### EXERCISE DATA ###

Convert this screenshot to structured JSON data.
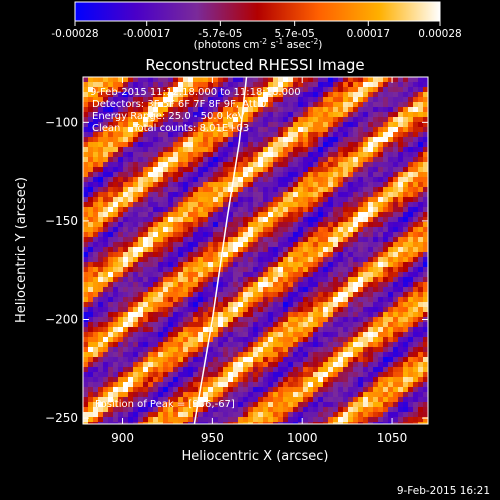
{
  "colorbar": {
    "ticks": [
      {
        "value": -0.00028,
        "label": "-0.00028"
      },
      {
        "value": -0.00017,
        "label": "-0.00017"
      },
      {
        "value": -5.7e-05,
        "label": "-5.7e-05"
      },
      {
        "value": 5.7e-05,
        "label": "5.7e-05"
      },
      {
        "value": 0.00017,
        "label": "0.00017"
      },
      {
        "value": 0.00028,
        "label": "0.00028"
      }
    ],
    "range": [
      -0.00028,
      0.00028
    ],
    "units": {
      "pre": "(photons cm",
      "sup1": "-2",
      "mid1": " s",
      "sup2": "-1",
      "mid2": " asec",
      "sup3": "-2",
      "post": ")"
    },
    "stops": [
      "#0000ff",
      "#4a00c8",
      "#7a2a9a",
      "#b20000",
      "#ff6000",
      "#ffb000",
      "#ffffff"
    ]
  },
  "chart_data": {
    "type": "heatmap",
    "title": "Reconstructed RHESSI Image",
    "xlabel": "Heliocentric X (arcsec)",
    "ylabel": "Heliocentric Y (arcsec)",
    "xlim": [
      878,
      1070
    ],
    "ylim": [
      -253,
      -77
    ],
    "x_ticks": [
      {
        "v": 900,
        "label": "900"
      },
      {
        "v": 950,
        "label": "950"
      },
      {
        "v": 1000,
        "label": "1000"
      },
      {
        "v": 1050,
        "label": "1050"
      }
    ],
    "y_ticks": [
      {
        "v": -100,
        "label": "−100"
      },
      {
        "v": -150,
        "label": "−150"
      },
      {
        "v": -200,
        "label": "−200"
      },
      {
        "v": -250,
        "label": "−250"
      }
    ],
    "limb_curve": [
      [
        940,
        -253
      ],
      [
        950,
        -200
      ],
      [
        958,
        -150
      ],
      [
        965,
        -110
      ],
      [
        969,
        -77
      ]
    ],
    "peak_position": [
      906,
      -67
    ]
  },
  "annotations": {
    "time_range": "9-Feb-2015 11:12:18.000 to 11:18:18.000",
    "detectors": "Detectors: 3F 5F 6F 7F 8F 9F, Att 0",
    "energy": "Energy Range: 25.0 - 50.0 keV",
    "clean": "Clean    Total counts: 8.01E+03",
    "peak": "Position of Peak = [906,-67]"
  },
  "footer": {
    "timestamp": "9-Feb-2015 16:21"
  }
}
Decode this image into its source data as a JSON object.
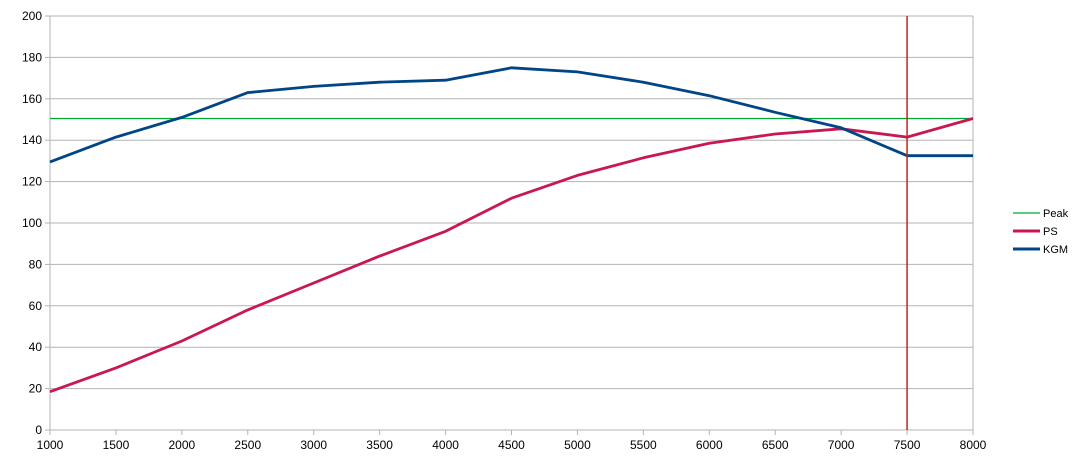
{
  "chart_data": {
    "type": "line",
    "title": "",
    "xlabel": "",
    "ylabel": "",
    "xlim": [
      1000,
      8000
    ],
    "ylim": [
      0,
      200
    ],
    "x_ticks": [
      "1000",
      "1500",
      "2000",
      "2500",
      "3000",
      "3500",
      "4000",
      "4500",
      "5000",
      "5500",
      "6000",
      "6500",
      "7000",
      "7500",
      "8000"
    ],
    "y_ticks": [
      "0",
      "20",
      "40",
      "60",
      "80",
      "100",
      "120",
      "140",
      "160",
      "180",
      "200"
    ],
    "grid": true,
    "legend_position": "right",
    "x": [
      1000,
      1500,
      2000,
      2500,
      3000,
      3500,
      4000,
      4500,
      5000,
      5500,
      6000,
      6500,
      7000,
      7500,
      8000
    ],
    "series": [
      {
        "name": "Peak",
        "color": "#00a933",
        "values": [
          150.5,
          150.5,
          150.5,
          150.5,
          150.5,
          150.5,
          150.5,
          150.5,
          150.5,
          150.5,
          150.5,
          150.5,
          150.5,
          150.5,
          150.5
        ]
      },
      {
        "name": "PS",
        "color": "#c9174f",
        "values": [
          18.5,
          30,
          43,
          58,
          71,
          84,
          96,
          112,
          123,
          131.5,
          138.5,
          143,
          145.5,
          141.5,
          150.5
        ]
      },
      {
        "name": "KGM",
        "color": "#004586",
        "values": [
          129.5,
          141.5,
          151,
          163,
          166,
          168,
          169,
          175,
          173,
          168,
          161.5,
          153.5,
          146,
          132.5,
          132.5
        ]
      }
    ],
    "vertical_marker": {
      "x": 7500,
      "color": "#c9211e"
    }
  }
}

###

__WRITTEN EXERCISE__.
In the listing above, how many lines include the word "title"? Answer with the number and nothing more.

__ANSWER TO THIS PROBLEM__.
2